→ The exercise
Look through the records that follow. Copy every line containing the word "kind".

→ Records provided
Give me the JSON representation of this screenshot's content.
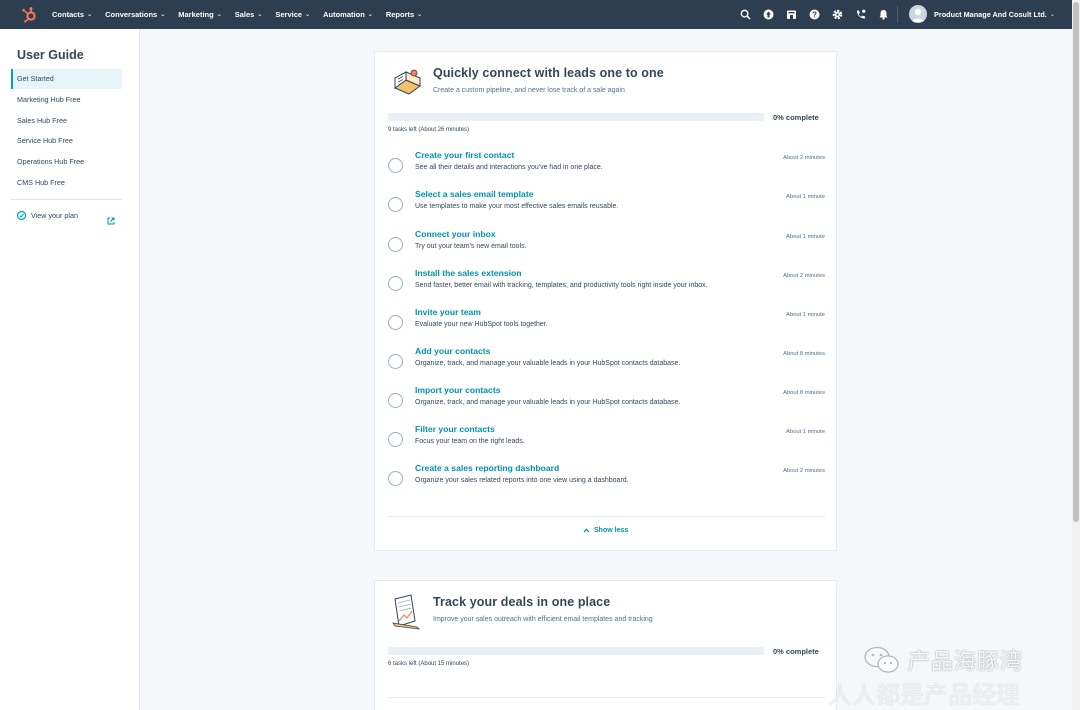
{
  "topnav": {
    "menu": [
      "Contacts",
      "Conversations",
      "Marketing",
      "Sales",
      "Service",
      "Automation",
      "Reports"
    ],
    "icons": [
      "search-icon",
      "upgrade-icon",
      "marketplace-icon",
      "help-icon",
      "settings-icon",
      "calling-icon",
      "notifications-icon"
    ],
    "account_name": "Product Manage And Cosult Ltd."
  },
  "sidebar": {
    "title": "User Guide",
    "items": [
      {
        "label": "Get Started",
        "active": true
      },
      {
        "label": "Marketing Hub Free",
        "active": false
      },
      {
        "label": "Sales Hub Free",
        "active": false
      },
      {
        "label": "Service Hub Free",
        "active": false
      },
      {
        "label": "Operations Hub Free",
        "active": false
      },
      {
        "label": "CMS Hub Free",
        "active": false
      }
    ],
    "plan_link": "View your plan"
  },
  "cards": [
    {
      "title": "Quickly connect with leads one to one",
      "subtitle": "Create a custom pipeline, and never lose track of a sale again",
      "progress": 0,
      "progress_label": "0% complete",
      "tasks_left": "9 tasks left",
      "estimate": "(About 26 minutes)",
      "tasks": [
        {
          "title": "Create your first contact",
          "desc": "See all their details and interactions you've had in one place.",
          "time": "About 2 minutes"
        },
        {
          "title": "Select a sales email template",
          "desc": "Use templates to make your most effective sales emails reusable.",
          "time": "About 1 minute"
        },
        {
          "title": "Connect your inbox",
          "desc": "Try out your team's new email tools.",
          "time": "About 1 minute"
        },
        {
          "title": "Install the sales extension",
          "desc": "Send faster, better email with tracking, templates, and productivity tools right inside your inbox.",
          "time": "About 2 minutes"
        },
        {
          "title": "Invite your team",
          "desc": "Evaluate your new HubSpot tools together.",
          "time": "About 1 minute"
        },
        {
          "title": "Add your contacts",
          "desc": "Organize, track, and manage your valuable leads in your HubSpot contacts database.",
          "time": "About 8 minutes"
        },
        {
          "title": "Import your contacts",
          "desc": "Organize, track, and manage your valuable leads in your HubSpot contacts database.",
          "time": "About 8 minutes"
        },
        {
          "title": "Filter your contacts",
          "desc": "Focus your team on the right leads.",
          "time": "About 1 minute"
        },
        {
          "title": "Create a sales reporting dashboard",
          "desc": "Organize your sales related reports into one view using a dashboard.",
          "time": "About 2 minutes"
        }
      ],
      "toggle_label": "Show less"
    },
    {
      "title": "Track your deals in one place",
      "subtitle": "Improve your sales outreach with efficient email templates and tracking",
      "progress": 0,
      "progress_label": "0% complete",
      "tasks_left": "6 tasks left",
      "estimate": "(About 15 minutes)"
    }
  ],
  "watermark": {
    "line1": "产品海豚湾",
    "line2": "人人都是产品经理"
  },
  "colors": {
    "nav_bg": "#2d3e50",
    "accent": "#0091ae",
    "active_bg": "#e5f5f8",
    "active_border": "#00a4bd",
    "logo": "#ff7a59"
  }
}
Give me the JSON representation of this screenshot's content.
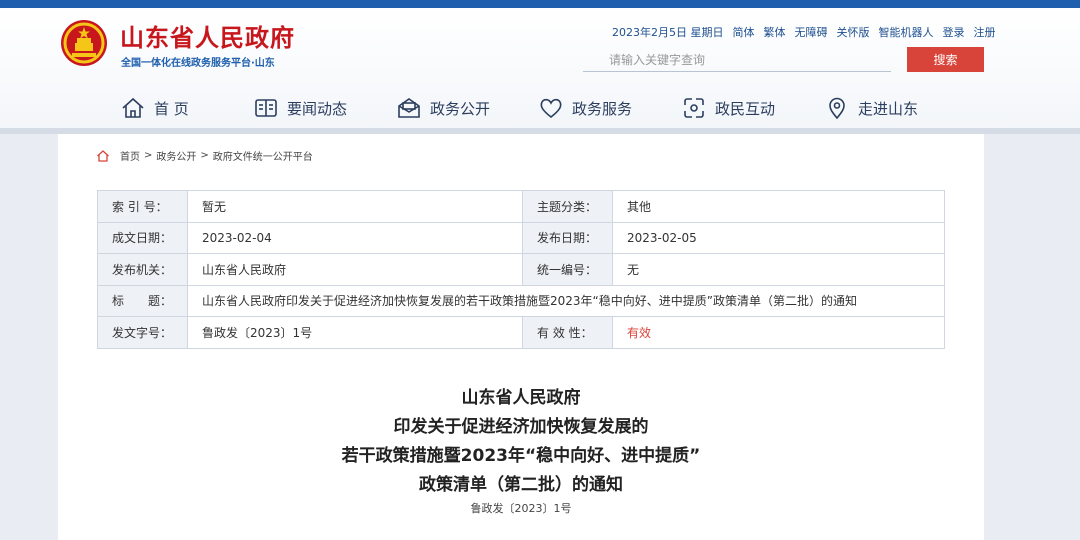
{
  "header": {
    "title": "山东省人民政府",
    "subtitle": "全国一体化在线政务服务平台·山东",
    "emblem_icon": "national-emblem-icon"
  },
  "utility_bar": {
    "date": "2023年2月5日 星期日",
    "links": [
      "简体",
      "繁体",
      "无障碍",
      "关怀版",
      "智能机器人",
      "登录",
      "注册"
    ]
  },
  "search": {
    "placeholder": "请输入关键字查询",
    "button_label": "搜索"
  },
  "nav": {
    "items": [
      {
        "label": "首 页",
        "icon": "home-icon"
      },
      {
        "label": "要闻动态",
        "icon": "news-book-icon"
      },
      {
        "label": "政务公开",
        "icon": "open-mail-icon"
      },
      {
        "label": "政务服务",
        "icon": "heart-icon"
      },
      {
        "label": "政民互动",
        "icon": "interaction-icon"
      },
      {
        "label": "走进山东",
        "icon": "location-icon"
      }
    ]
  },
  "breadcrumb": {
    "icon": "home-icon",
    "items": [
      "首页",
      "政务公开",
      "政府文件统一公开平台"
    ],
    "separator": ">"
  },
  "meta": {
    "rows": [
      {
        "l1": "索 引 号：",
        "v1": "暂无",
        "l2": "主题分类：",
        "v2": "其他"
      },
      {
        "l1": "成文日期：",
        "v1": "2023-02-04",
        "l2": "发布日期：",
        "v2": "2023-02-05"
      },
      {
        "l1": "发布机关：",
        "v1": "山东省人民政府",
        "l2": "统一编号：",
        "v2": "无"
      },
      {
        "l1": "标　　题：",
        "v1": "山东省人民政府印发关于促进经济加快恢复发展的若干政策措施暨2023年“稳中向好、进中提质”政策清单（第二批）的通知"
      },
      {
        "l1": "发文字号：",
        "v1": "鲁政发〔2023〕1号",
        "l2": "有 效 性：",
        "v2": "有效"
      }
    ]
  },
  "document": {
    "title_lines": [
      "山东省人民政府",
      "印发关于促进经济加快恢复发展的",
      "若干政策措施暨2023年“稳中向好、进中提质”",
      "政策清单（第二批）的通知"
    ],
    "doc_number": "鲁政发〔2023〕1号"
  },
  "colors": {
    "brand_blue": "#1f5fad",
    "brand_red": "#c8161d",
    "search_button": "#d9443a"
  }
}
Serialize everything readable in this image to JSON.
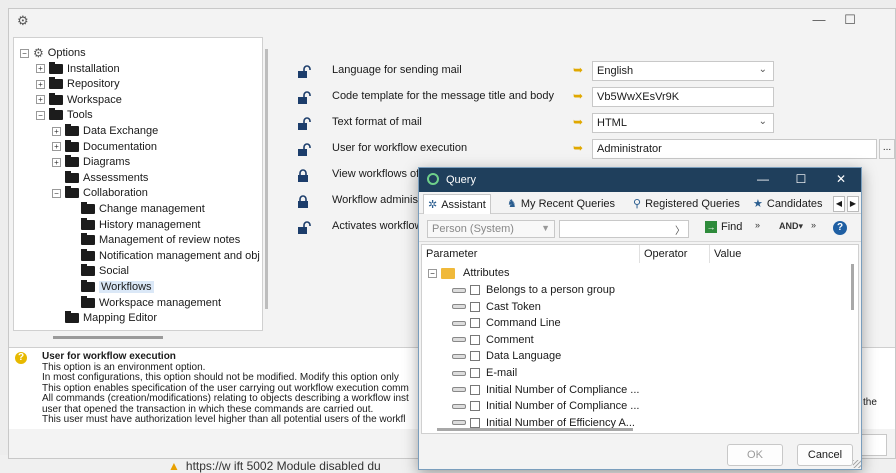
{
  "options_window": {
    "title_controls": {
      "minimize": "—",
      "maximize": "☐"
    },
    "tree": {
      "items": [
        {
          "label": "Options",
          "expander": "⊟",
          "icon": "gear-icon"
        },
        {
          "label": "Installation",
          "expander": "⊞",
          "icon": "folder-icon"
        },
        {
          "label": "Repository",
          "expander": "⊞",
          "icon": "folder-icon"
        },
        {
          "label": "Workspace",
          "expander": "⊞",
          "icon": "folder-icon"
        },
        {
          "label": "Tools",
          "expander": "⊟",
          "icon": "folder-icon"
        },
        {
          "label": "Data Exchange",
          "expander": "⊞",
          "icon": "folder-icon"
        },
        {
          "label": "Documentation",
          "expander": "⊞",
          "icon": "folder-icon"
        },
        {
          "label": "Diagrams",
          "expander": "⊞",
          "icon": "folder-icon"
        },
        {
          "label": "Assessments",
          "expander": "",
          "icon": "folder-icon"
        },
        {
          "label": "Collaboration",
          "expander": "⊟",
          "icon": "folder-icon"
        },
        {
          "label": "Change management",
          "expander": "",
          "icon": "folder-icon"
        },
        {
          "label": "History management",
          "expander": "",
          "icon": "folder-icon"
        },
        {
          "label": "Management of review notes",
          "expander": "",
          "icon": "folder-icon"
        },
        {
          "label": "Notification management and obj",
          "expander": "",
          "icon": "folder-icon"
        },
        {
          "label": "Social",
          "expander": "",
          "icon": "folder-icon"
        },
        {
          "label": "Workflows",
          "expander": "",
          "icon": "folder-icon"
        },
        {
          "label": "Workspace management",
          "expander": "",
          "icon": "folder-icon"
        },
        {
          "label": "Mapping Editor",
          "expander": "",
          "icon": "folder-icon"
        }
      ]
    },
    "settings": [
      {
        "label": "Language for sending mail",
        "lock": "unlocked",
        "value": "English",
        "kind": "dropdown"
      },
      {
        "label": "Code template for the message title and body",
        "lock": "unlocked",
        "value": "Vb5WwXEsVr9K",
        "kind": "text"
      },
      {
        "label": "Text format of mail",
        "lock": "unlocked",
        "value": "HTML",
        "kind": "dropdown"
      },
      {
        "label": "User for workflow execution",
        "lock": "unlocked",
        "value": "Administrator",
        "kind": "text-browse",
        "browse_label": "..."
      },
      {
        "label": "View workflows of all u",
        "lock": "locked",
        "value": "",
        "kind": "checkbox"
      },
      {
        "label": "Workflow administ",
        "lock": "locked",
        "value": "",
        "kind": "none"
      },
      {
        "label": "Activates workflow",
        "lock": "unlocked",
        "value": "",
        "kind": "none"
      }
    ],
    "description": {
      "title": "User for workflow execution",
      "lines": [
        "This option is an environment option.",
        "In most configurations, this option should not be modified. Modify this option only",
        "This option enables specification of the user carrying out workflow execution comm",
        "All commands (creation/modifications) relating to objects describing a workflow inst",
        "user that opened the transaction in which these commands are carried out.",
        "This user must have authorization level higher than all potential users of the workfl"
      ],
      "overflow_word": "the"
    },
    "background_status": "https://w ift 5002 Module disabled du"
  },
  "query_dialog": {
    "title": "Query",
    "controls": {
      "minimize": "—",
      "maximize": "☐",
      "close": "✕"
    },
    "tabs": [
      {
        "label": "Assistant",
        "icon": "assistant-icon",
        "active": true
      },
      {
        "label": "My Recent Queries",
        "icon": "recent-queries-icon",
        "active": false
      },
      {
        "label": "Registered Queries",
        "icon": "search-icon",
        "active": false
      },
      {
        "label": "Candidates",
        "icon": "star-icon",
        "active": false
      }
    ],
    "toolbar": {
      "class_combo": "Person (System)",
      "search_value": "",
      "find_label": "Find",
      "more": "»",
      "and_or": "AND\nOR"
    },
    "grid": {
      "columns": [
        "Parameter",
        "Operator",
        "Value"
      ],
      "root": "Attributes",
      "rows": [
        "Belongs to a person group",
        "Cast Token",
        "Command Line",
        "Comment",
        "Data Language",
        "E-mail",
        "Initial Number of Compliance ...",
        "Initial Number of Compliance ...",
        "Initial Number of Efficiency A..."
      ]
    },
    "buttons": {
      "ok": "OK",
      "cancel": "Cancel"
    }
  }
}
---
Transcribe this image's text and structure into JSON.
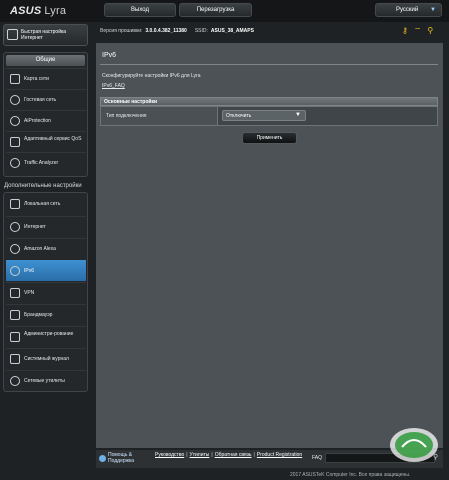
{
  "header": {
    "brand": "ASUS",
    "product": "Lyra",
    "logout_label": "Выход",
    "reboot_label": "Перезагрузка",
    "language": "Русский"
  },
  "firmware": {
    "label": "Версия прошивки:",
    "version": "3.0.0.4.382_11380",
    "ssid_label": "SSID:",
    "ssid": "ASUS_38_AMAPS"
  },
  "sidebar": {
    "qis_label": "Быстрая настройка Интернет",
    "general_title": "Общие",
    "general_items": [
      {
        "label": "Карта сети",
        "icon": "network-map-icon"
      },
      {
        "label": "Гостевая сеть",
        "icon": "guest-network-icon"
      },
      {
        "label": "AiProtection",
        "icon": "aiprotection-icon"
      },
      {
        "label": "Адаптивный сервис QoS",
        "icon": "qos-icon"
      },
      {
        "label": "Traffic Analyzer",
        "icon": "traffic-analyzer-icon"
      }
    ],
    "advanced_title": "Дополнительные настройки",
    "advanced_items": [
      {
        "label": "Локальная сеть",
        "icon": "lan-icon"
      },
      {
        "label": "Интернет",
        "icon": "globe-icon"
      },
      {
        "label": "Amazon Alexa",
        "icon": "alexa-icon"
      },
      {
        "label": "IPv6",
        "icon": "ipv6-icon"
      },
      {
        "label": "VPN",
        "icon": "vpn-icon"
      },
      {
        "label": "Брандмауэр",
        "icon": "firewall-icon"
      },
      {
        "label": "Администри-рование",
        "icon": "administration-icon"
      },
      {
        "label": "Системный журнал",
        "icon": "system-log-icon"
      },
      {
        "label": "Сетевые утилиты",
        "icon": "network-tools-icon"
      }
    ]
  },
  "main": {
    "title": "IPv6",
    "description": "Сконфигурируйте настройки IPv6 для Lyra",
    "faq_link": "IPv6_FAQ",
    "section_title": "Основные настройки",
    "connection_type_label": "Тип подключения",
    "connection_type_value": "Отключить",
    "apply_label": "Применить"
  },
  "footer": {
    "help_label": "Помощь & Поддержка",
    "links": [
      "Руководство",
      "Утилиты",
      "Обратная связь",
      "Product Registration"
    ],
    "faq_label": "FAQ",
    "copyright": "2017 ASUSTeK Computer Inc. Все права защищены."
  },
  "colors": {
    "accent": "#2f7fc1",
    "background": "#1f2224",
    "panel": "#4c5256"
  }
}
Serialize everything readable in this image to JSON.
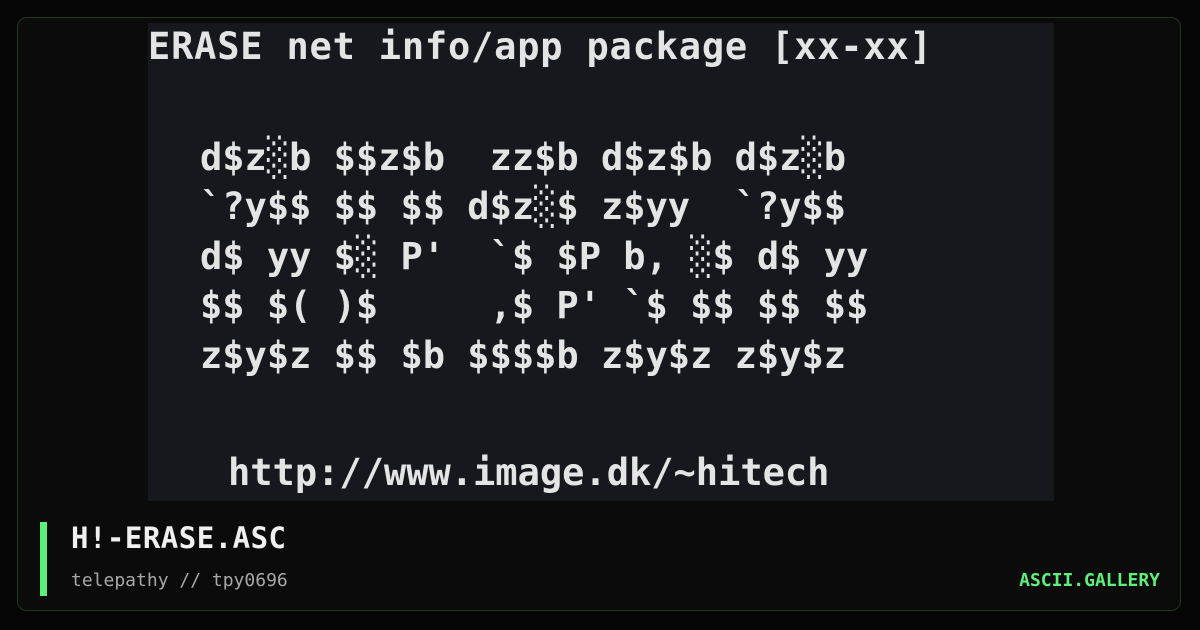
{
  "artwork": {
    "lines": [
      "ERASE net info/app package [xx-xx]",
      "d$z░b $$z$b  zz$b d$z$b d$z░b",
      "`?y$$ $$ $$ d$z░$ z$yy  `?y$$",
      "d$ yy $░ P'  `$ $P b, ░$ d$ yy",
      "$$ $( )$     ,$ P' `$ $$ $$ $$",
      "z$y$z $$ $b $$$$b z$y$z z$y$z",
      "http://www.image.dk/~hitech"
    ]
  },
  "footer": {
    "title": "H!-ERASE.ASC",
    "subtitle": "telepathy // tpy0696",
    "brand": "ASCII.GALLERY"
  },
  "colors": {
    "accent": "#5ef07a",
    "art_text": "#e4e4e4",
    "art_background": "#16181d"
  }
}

→ Exercise solution
        "kind": "dropdown"
        "kind": "text"
        "kind": "dropdown"
        "kind": "text-browse",
        "kind": "checkbox"
        "kind": "none"
        "kind": "none"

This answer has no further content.